▶ [Data excerpts]:
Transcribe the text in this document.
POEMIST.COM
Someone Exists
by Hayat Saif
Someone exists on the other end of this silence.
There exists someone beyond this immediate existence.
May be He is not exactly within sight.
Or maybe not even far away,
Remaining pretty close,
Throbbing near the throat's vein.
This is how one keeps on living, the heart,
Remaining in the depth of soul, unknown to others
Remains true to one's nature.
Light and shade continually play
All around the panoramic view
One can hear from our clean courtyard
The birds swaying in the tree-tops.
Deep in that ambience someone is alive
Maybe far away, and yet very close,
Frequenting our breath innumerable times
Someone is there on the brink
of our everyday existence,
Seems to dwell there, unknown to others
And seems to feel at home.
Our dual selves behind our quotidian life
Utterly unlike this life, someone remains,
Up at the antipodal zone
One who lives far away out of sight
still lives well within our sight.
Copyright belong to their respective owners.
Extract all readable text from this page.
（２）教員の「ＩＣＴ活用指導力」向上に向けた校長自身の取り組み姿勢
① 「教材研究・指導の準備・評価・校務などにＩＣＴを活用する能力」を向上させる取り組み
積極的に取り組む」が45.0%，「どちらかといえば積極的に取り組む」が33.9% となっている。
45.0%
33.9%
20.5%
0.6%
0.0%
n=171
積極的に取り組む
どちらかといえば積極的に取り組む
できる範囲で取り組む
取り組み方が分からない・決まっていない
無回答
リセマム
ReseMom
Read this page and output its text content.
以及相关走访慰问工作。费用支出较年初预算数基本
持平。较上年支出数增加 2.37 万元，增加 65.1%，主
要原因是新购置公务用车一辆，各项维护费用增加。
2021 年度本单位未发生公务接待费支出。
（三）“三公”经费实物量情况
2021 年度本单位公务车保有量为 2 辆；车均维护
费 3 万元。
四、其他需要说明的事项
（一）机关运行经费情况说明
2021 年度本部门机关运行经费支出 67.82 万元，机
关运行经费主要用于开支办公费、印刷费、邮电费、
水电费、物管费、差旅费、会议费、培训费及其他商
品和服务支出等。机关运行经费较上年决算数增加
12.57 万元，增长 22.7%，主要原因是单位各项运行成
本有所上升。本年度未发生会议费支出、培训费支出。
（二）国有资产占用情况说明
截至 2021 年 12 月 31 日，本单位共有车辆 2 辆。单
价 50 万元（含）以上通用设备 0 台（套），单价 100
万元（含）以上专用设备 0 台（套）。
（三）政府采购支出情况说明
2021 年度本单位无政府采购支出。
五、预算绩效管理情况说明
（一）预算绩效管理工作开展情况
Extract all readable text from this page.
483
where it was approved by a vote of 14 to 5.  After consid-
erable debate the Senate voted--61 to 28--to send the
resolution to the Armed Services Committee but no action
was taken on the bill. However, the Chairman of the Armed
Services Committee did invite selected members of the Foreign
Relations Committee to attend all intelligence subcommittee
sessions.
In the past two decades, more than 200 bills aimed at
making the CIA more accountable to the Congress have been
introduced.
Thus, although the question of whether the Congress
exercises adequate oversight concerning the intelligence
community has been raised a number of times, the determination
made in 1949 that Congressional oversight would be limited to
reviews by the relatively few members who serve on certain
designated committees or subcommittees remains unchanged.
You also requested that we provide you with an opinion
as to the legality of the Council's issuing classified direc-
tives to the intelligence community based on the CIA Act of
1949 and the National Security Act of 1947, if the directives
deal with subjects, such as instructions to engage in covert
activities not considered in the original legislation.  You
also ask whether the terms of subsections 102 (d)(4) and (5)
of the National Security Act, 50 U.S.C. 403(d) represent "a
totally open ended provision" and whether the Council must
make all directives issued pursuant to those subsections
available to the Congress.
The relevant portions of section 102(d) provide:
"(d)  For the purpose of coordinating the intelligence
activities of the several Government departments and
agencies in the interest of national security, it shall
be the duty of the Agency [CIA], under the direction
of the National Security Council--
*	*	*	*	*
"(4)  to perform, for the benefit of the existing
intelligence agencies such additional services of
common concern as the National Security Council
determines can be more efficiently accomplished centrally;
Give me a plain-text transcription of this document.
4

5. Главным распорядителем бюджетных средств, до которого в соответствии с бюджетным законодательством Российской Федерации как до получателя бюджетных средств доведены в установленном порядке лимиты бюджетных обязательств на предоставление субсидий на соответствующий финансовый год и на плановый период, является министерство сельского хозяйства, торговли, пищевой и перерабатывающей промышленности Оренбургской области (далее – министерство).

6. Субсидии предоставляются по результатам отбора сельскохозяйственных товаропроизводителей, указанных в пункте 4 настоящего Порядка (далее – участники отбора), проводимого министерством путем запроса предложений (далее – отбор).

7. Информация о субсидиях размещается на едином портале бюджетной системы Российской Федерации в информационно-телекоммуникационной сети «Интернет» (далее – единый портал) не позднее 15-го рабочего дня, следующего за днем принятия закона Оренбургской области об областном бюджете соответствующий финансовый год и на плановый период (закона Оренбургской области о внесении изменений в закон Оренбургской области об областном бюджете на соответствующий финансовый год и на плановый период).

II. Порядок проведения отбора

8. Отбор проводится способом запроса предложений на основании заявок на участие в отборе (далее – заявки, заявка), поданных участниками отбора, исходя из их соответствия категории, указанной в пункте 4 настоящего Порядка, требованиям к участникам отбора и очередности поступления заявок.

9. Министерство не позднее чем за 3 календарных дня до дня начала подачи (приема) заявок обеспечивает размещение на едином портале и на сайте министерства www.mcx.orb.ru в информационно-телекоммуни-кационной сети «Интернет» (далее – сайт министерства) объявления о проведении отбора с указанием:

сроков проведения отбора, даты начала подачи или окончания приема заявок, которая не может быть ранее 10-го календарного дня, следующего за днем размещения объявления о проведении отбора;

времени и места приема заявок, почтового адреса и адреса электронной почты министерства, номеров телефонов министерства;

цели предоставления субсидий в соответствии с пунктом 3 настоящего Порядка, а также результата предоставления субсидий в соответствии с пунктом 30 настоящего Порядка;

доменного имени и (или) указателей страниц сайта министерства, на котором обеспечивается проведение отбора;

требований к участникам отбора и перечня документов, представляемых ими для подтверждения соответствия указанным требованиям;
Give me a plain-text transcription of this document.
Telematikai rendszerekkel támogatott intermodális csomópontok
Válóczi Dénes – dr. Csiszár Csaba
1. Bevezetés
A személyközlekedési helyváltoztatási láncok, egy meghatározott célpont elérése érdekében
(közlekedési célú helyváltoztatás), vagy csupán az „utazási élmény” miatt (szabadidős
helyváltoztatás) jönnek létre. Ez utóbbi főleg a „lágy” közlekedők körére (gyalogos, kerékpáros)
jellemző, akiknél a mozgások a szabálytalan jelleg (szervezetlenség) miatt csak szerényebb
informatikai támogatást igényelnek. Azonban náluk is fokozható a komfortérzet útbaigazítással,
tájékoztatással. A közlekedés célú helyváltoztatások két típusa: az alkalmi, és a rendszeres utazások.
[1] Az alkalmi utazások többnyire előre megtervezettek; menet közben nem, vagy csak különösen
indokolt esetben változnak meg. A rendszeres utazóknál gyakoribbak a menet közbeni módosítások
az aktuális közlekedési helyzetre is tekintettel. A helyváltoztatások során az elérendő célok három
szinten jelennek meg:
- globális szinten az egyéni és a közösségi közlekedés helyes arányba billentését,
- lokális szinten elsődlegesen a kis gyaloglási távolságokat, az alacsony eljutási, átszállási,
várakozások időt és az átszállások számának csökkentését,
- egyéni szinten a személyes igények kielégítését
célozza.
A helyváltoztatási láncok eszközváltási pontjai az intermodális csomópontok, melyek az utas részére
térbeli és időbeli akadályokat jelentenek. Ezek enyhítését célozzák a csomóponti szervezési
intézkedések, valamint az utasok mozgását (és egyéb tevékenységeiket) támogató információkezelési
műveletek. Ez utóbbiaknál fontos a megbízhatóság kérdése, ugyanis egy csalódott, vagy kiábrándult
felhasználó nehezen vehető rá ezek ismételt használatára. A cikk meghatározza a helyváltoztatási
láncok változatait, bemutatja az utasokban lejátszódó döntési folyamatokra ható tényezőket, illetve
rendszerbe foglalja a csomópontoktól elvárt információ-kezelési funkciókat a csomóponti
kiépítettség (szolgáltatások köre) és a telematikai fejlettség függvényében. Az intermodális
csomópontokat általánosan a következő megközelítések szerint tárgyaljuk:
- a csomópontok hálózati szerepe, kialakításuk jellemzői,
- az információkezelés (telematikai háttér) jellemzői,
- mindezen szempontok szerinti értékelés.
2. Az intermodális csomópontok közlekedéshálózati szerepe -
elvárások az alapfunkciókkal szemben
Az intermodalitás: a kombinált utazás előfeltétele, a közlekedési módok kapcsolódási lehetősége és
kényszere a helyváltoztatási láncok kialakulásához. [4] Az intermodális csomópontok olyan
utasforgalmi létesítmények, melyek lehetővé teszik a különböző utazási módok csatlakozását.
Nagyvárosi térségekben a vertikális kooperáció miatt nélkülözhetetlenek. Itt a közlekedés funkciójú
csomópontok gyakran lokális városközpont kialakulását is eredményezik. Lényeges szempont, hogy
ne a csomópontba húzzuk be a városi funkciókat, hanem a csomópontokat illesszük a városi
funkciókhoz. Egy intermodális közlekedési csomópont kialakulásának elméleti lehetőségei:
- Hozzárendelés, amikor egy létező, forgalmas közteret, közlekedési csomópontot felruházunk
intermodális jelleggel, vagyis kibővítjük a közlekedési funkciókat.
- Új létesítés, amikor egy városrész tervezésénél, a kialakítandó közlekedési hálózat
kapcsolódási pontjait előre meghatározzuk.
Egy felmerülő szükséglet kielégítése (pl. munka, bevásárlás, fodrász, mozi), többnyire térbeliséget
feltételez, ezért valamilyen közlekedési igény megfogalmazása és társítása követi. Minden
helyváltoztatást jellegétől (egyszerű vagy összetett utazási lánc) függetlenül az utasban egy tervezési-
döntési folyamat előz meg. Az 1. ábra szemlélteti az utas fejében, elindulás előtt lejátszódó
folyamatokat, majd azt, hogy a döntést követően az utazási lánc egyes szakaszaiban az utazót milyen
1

▶ [SET PROBLEM]: Copy whichever lines in the listing above contain the word "that".

▶ [ANSWER FOR THIS EXERCISE]:
Deep in that ambience someone is alive
made in 1949 that Congressional oversight would be limited to
You also requested that we provide you with an opinion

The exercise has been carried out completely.